■ REQUEST ■
Print the listing below exactly.

◆ ◆ ◆

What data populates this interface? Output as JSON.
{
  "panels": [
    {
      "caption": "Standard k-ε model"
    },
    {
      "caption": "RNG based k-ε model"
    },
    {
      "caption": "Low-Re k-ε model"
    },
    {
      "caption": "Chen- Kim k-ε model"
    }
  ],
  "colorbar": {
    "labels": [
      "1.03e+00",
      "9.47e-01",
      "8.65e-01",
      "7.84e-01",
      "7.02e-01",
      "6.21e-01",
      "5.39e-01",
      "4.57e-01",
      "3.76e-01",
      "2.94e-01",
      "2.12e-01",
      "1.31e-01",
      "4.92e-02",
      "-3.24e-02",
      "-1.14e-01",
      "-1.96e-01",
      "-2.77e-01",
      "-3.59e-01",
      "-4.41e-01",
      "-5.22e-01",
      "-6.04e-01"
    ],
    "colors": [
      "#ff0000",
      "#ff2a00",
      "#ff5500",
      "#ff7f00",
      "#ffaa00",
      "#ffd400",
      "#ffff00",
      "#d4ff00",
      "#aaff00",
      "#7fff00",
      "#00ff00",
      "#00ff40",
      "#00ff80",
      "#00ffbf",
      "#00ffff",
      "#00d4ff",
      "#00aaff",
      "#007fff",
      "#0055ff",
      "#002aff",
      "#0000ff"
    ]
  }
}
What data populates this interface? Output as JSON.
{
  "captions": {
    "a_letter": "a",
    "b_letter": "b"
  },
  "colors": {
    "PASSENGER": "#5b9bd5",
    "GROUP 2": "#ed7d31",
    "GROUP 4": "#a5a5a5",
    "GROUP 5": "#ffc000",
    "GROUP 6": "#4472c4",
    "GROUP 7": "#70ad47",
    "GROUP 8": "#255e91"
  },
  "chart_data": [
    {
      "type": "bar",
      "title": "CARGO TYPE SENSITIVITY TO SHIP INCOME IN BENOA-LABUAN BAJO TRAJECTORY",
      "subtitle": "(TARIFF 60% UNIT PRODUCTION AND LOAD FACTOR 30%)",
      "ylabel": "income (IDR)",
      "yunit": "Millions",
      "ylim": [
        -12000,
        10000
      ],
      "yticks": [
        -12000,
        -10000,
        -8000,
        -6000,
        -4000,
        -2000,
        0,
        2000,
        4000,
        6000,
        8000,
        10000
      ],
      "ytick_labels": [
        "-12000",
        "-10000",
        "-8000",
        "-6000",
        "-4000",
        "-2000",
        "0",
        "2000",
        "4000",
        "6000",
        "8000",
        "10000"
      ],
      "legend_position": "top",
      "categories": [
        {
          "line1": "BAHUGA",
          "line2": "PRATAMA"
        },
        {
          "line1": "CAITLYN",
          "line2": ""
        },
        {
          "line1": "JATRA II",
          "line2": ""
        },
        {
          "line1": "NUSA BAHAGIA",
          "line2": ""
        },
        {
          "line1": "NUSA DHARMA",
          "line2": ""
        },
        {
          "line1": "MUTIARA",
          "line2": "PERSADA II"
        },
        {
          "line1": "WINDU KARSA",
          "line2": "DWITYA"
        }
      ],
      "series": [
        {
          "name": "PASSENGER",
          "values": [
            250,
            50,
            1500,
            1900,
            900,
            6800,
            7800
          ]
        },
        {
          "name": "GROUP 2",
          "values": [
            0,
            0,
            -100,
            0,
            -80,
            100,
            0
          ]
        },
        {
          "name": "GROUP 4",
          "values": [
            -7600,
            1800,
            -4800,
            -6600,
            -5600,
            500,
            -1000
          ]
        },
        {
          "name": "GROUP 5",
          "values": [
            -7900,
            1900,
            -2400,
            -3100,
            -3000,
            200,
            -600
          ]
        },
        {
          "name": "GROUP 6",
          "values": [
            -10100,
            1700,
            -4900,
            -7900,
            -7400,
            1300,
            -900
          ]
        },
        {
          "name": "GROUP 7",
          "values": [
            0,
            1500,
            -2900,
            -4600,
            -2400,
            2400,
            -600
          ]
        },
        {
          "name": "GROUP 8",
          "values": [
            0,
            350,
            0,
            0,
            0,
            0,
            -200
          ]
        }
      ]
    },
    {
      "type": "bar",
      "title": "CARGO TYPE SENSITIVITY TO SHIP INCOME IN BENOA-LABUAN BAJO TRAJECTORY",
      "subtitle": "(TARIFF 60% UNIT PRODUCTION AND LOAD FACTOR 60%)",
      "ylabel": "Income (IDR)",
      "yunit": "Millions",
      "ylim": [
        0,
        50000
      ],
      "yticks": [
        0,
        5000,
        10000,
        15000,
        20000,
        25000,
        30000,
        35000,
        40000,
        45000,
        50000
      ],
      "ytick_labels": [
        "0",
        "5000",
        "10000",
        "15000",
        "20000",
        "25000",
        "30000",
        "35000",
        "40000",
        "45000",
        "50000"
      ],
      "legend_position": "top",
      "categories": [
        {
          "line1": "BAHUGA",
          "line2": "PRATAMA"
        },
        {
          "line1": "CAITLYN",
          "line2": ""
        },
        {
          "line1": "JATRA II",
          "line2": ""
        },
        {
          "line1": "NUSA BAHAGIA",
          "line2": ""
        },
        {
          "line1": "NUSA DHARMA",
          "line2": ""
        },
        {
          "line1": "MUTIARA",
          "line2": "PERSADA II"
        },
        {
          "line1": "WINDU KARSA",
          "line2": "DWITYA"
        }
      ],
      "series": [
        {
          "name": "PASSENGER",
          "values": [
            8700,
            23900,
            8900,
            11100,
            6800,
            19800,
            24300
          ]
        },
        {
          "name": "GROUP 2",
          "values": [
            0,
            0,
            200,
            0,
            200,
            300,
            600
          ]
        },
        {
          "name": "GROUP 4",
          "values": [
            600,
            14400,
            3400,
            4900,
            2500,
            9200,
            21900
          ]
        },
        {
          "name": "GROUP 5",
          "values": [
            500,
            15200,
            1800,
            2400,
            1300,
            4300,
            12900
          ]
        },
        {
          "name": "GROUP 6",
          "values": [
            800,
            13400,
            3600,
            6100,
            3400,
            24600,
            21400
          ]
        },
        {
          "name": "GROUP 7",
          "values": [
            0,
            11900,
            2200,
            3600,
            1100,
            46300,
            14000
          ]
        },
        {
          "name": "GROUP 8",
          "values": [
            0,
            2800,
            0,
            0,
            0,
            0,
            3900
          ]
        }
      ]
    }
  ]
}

◆ ◆ ◆

■ CORRECT RESPONSE ■
What data populates this interface? Output as JSON.
{
  "panels": [
    {
      "caption": "Standard k-ε model"
    },
    {
      "caption": "RNG based k-ε model"
    },
    {
      "caption": "Low-Re k-ε model"
    },
    {
      "caption": "Chen- Kim k-ε model"
    }
  ],
  "colorbar": {
    "labels": [
      "1.03e+00",
      "9.47e-01",
      "8.65e-01",
      "7.84e-01",
      "7.02e-01",
      "6.21e-01",
      "5.39e-01",
      "4.57e-01",
      "3.76e-01",
      "2.94e-01",
      "2.12e-01",
      "1.31e-01",
      "4.92e-02",
      "-3.24e-02",
      "-1.14e-01",
      "-1.96e-01",
      "-2.77e-01",
      "-3.59e-01",
      "-4.41e-01",
      "-5.22e-01",
      "-6.04e-01"
    ],
    "colors": [
      "#ff0000",
      "#ff2a00",
      "#ff5500",
      "#ff7f00",
      "#ffaa00",
      "#ffd400",
      "#ffff00",
      "#d4ff00",
      "#aaff00",
      "#7fff00",
      "#00ff00",
      "#00ff40",
      "#00ff80",
      "#00ffbf",
      "#00ffff",
      "#00d4ff",
      "#00aaff",
      "#007fff",
      "#0055ff",
      "#002aff",
      "#0000ff"
    ]
  }
}
What data populates this interface? Output as JSON.
{
  "captions": {
    "a_letter": "a",
    "b_letter": "b"
  },
  "colors": {
    "PASSENGER": "#5b9bd5",
    "GROUP 2": "#ed7d31",
    "GROUP 4": "#a5a5a5",
    "GROUP 5": "#ffc000",
    "GROUP 6": "#4472c4",
    "GROUP 7": "#70ad47",
    "GROUP 8": "#255e91"
  },
  "chart_data": [
    {
      "type": "bar",
      "title": "CARGO TYPE SENSITIVITY TO SHIP INCOME IN BENOA-LABUAN BAJO TRAJECTORY",
      "subtitle": "(TARIFF 60% UNIT PRODUCTION AND LOAD FACTOR 30%)",
      "ylabel": "income (IDR)",
      "yunit": "Millions",
      "ylim": [
        -12000,
        10000
      ],
      "yticks": [
        -12000,
        -10000,
        -8000,
        -6000,
        -4000,
        -2000,
        0,
        2000,
        4000,
        6000,
        8000,
        10000
      ],
      "ytick_labels": [
        "-12000",
        "-10000",
        "-8000",
        "-6000",
        "-4000",
        "-2000",
        "0",
        "2000",
        "4000",
        "6000",
        "8000",
        "10000"
      ],
      "legend_position": "top",
      "categories": [
        {
          "line1": "BAHUGA",
          "line2": "PRATAMA"
        },
        {
          "line1": "CAITLYN",
          "line2": ""
        },
        {
          "line1": "JATRA II",
          "line2": ""
        },
        {
          "line1": "NUSA BAHAGIA",
          "line2": ""
        },
        {
          "line1": "NUSA DHARMA",
          "line2": ""
        },
        {
          "line1": "MUTIARA",
          "line2": "PERSADA II"
        },
        {
          "line1": "WINDU KARSA",
          "line2": "DWITYA"
        }
      ],
      "series": [
        {
          "name": "PASSENGER",
          "values": [
            250,
            50,
            1500,
            1900,
            900,
            6800,
            7800
          ]
        },
        {
          "name": "GROUP 2",
          "values": [
            0,
            0,
            -100,
            0,
            -80,
            100,
            0
          ]
        },
        {
          "name": "GROUP 4",
          "values": [
            -7600,
            1800,
            -4800,
            -6600,
            -5600,
            500,
            -1000
          ]
        },
        {
          "name": "GROUP 5",
          "values": [
            -7900,
            1900,
            -2400,
            -3100,
            -3000,
            200,
            -600
          ]
        },
        {
          "name": "GROUP 6",
          "values": [
            -10100,
            1700,
            -4900,
            -7900,
            -7400,
            1300,
            -900
          ]
        },
        {
          "name": "GROUP 7",
          "values": [
            0,
            1500,
            -2900,
            -4600,
            -2400,
            2400,
            -600
          ]
        },
        {
          "name": "GROUP 8",
          "values": [
            0,
            350,
            0,
            0,
            0,
            0,
            -200
          ]
        }
      ]
    },
    {
      "type": "bar",
      "title": "CARGO TYPE SENSITIVITY TO SHIP INCOME IN BENOA-LABUAN BAJO TRAJECTORY",
      "subtitle": "(TARIFF 60% UNIT PRODUCTION AND LOAD FACTOR 60%)",
      "ylabel": "Income (IDR)",
      "yunit": "Millions",
      "ylim": [
        0,
        50000
      ],
      "yticks": [
        0,
        5000,
        10000,
        15000,
        20000,
        25000,
        30000,
        35000,
        40000,
        45000,
        50000
      ],
      "ytick_labels": [
        "0",
        "5000",
        "10000",
        "15000",
        "20000",
        "25000",
        "30000",
        "35000",
        "40000",
        "45000",
        "50000"
      ],
      "legend_position": "top",
      "categories": [
        {
          "line1": "BAHUGA",
          "line2": "PRATAMA"
        },
        {
          "line1": "CAITLYN",
          "line2": ""
        },
        {
          "line1": "JATRA II",
          "line2": ""
        },
        {
          "line1": "NUSA BAHAGIA",
          "line2": ""
        },
        {
          "line1": "NUSA DHARMA",
          "line2": ""
        },
        {
          "line1": "MUTIARA",
          "line2": "PERSADA II"
        },
        {
          "line1": "WINDU KARSA",
          "line2": "DWITYA"
        }
      ],
      "series": [
        {
          "name": "PASSENGER",
          "values": [
            8700,
            23900,
            8900,
            11100,
            6800,
            19800,
            24300
          ]
        },
        {
          "name": "GROUP 2",
          "values": [
            0,
            0,
            200,
            0,
            200,
            300,
            600
          ]
        },
        {
          "name": "GROUP 4",
          "values": [
            600,
            14400,
            3400,
            4900,
            2500,
            9200,
            21900
          ]
        },
        {
          "name": "GROUP 5",
          "values": [
            500,
            15200,
            1800,
            2400,
            1300,
            4300,
            12900
          ]
        },
        {
          "name": "GROUP 6",
          "values": [
            800,
            13400,
            3600,
            6100,
            3400,
            24600,
            21400
          ]
        },
        {
          "name": "GROUP 7",
          "values": [
            0,
            11900,
            2200,
            3600,
            1100,
            46300,
            14000
          ]
        },
        {
          "name": "GROUP 8",
          "values": [
            0,
            2800,
            0,
            0,
            0,
            0,
            3900
          ]
        }
      ]
    }
  ]
}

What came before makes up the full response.